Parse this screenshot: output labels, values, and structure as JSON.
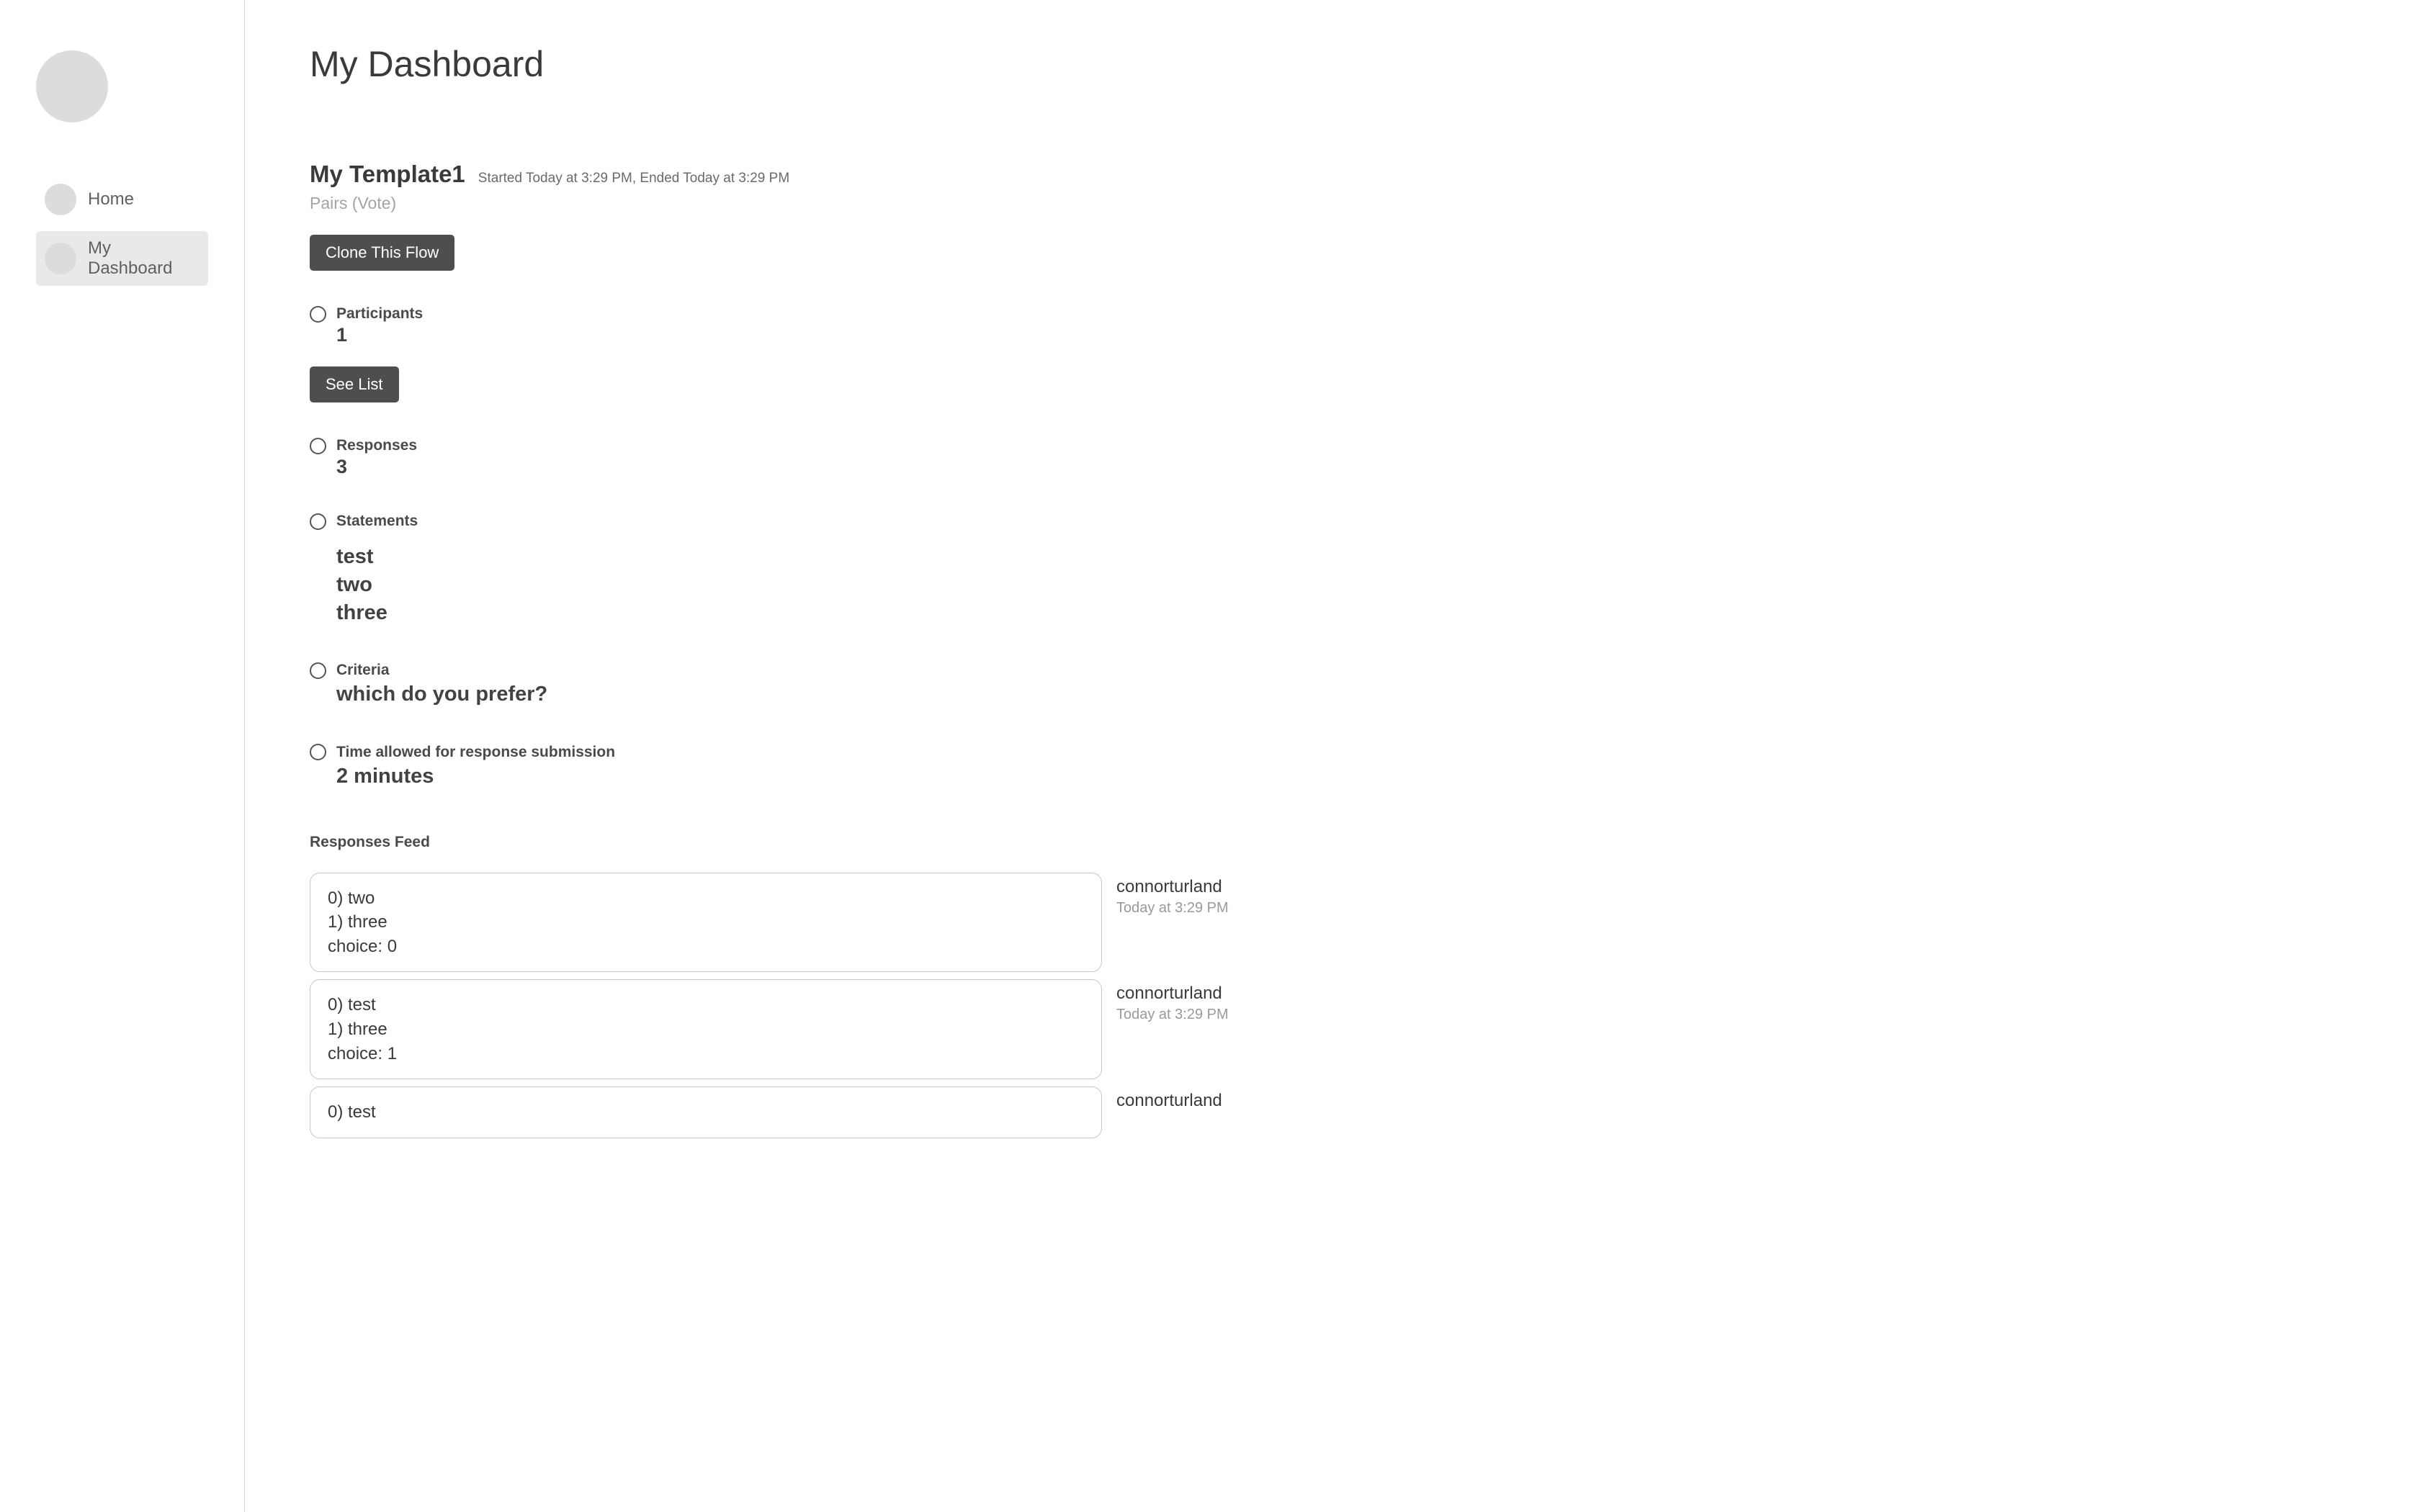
{
  "sidebar": {
    "items": [
      {
        "label": "Home"
      },
      {
        "label": "My Dashboard"
      }
    ]
  },
  "page": {
    "title": "My Dashboard"
  },
  "template": {
    "name": "My Template1",
    "meta": "Started Today at 3:29 PM, Ended Today at 3:29 PM",
    "subtitle": "Pairs (Vote)",
    "clone_button": "Clone This Flow"
  },
  "participants": {
    "label": "Participants",
    "count": "1",
    "see_list_button": "See List"
  },
  "responses": {
    "label": "Responses",
    "count": "3"
  },
  "statements": {
    "label": "Statements",
    "items": [
      "test",
      "two",
      "three"
    ]
  },
  "criteria": {
    "label": "Criteria",
    "value": "which do you prefer?"
  },
  "time_allowed": {
    "label": "Time allowed for response submission",
    "value": "2 minutes"
  },
  "feed": {
    "title": "Responses Feed",
    "entries": [
      {
        "lines": [
          "0) two",
          "1) three",
          "choice: 0"
        ],
        "author": "connorturland",
        "time": "Today at 3:29 PM"
      },
      {
        "lines": [
          "0) test",
          "1) three",
          "choice: 1"
        ],
        "author": "connorturland",
        "time": "Today at 3:29 PM"
      },
      {
        "lines": [
          "0) test"
        ],
        "author": "connorturland",
        "time": ""
      }
    ]
  }
}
----
* Description of the task *
With the pictures omitted, reproduce the records in full and exactly.

* Exercise response *
Parse this screenshot: output labels, values, and structure as JSON.
{
  "sidebar": {
    "items": [
      {
        "label": "Home"
      },
      {
        "label": "My Dashboard"
      }
    ]
  },
  "page": {
    "title": "My Dashboard"
  },
  "template": {
    "name": "My Template1",
    "meta": "Started Today at 3:29 PM, Ended Today at 3:29 PM",
    "subtitle": "Pairs (Vote)",
    "clone_button": "Clone This Flow"
  },
  "participants": {
    "label": "Participants",
    "count": "1",
    "see_list_button": "See List"
  },
  "responses": {
    "label": "Responses",
    "count": "3"
  },
  "statements": {
    "label": "Statements",
    "items": [
      "test",
      "two",
      "three"
    ]
  },
  "criteria": {
    "label": "Criteria",
    "value": "which do you prefer?"
  },
  "time_allowed": {
    "label": "Time allowed for response submission",
    "value": "2 minutes"
  },
  "feed": {
    "title": "Responses Feed",
    "entries": [
      {
        "lines": [
          "0) two",
          "1) three",
          "choice: 0"
        ],
        "author": "connorturland",
        "time": "Today at 3:29 PM"
      },
      {
        "lines": [
          "0) test",
          "1) three",
          "choice: 1"
        ],
        "author": "connorturland",
        "time": "Today at 3:29 PM"
      },
      {
        "lines": [
          "0) test"
        ],
        "author": "connorturland",
        "time": ""
      }
    ]
  }
}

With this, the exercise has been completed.